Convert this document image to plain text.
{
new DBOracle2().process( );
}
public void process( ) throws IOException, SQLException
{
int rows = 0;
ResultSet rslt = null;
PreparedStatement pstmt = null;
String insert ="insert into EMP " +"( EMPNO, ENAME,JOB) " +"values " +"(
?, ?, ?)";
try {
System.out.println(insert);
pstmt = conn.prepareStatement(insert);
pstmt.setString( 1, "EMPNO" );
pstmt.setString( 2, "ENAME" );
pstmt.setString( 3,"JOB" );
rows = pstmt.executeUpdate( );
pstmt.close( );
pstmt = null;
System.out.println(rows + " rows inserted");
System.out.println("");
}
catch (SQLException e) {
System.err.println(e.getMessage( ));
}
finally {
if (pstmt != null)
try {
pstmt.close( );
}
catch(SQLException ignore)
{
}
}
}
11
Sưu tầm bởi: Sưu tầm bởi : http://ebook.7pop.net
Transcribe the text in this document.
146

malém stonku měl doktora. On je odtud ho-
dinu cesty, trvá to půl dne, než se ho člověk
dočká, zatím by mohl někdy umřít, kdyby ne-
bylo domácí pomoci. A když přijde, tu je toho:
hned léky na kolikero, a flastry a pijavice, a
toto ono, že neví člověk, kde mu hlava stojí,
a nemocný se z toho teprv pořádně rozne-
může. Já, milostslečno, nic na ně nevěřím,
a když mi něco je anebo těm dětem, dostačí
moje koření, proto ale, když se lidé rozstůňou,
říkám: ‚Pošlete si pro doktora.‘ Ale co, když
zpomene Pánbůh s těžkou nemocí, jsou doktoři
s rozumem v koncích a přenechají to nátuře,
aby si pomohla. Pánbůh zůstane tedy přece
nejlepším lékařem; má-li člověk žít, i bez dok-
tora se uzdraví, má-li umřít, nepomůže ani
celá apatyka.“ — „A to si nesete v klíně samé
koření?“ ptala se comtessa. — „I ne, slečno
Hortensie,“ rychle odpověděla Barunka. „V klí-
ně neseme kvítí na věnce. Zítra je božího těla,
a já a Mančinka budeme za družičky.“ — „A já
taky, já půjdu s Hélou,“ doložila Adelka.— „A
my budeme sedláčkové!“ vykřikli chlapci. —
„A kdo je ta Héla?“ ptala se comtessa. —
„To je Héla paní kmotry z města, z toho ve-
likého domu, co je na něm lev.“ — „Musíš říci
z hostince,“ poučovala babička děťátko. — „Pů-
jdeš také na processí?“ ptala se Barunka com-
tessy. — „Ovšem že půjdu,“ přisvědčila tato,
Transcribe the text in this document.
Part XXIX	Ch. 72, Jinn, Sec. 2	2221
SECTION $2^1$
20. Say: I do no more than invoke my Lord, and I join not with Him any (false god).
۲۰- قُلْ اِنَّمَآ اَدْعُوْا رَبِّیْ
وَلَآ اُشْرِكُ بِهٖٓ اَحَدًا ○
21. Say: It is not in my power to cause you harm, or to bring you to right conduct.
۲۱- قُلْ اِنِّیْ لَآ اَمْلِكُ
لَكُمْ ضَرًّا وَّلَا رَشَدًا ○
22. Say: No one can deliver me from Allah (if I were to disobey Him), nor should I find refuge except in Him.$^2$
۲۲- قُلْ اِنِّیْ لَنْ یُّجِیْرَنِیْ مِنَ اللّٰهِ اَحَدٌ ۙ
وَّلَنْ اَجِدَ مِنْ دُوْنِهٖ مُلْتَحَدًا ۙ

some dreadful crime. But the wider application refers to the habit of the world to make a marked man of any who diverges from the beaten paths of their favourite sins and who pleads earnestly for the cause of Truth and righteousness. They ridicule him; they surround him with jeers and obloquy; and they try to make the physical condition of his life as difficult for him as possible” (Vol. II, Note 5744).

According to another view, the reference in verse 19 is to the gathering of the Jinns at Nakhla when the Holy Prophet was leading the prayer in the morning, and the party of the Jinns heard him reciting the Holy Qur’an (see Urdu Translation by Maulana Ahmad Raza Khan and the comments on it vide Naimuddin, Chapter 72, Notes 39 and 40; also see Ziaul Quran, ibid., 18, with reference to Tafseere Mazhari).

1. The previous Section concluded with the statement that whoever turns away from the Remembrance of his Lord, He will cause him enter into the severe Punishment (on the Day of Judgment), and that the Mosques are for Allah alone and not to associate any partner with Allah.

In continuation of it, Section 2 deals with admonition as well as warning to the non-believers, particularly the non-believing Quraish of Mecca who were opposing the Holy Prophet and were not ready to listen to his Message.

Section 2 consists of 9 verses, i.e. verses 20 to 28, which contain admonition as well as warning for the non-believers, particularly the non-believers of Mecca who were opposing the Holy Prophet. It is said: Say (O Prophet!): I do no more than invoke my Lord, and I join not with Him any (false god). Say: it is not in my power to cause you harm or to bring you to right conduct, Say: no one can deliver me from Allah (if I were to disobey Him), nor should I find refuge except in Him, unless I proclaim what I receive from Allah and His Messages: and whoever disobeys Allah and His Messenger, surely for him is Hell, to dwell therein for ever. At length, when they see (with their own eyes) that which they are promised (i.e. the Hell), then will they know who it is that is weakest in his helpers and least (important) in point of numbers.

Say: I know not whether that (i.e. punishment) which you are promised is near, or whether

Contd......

######

Copy all the lines, exactly.

Convert this document image to plain text.
{
new DBOracle2().process( );
}
public void process( ) throws IOException, SQLException
{
int rows = 0;
ResultSet rslt = null;
PreparedStatement pstmt = null;
String insert ="insert into EMP " +"( EMPNO, ENAME,JOB) " +"values " +"(
?, ?, ?)";
try {
System.out.println(insert);
pstmt = conn.prepareStatement(insert);
pstmt.setString( 1, "EMPNO" );
pstmt.setString( 2, "ENAME" );
pstmt.setString( 3,"JOB" );
rows = pstmt.executeUpdate( );
pstmt.close( );
pstmt = null;
System.out.println(rows + " rows inserted");
System.out.println("");
}
catch (SQLException e) {
System.err.println(e.getMessage( ));
}
finally {
if (pstmt != null)
try {
pstmt.close( );
}
catch(SQLException ignore)
{
}
}
}
11
Sưu tầm bởi: Sưu tầm bởi : http://ebook.7pop.net
Transcribe the text in this document.
146

malém stonku měl doktora. On je odtud ho-
dinu cesty, trvá to půl dne, než se ho člověk
dočká, zatím by mohl někdy umřít, kdyby ne-
bylo domácí pomoci. A když přijde, tu je toho:
hned léky na kolikero, a flastry a pijavice, a
toto ono, že neví člověk, kde mu hlava stojí,
a nemocný se z toho teprv pořádně rozne-
může. Já, milostslečno, nic na ně nevěřím,
a když mi něco je anebo těm dětem, dostačí
moje koření, proto ale, když se lidé rozstůňou,
říkám: ‚Pošlete si pro doktora.‘ Ale co, když
zpomene Pánbůh s těžkou nemocí, jsou doktoři
s rozumem v koncích a přenechají to nátuře,
aby si pomohla. Pánbůh zůstane tedy přece
nejlepším lékařem; má-li člověk žít, i bez dok-
tora se uzdraví, má-li umřít, nepomůže ani
celá apatyka.“ — „A to si nesete v klíně samé
koření?“ ptala se comtessa. — „I ne, slečno
Hortensie,“ rychle odpověděla Barunka. „V klí-
ně neseme kvítí na věnce. Zítra je božího těla,
a já a Mančinka budeme za družičky.“ — „A já
taky, já půjdu s Hélou,“ doložila Adelka.— „A
my budeme sedláčkové!“ vykřikli chlapci. —
„A kdo je ta Héla?“ ptala se comtessa. —
„To je Héla paní kmotry z města, z toho ve-
likého domu, co je na něm lev.“ — „Musíš říci
z hostince,“ poučovala babička děťátko. — „Pů-
jdeš také na processí?“ ptala se Barunka com-
tessy. — „Ovšem že půjdu,“ přisvědčila tato,
Transcribe the text in this document.
Part XXIX	Ch. 72, Jinn, Sec. 2	2221
SECTION $2^1$
20. Say: I do no more than invoke my Lord, and I join not with Him any (false god).
۲۰- قُلْ اِنَّمَآ اَدْعُوْا رَبِّیْ
وَلَآ اُشْرِكُ بِهٖٓ اَحَدًا ○
21. Say: It is not in my power to cause you harm, or to bring you to right conduct.
۲۱- قُلْ اِنِّیْ لَآ اَمْلِكُ
لَكُمْ ضَرًّا وَّلَا رَشَدًا ○
22. Say: No one can deliver me from Allah (if I were to disobey Him), nor should I find refuge except in Him.$^2$
۲۲- قُلْ اِنِّیْ لَنْ یُّجِیْرَنِیْ مِنَ اللّٰهِ اَحَدٌ ۙ
وَّلَنْ اَجِدَ مِنْ دُوْنِهٖ مُلْتَحَدًا ۙ

some dreadful crime. But the wider application refers to the habit of the world to make a marked man of any who diverges from the beaten paths of their favourite sins and who pleads earnestly for the cause of Truth and righteousness. They ridicule him; they surround him with jeers and obloquy; and they try to make the physical condition of his life as difficult for him as possible” (Vol. II, Note 5744).

According to another view, the reference in verse 19 is to the gathering of the Jinns at Nakhla when the Holy Prophet was leading the prayer in the morning, and the party of the Jinns heard him reciting the Holy Qur’an (see Urdu Translation by Maulana Ahmad Raza Khan and the comments on it vide Naimuddin, Chapter 72, Notes 39 and 40; also see Ziaul Quran, ibid., 18, with reference to Tafseere Mazhari).

1. The previous Section concluded with the statement that whoever turns away from the Remembrance of his Lord, He will cause him enter into the severe Punishment (on the Day of Judgment), and that the Mosques are for Allah alone and not to associate any partner with Allah.

In continuation of it, Section 2 deals with admonition as well as warning to the non-believers, particularly the non-believing Quraish of Mecca who were opposing the Holy Prophet and were not ready to listen to his Message.

Section 2 consists of 9 verses, i.e. verses 20 to 28, which contain admonition as well as warning for the non-believers, particularly the non-believers of Mecca who were opposing the Holy Prophet. It is said: Say (O Prophet!): I do no more than invoke my Lord, and I join not with Him any (false god). Say: it is not in my power to cause you harm or to bring you to right conduct, Say: no one can deliver me from Allah (if I were to disobey Him), nor should I find refuge except in Him, unless I proclaim what I receive from Allah and His Messages: and whoever disobeys Allah and His Messenger, surely for him is Hell, to dwell therein for ever. At length, when they see (with their own eyes) that which they are promised (i.e. the Hell), then will they know who it is that is weakest in his helpers and least (important) in point of numbers.

Say: I know not whether that (i.e. punishment) which you are promised is near, or whether

Contd......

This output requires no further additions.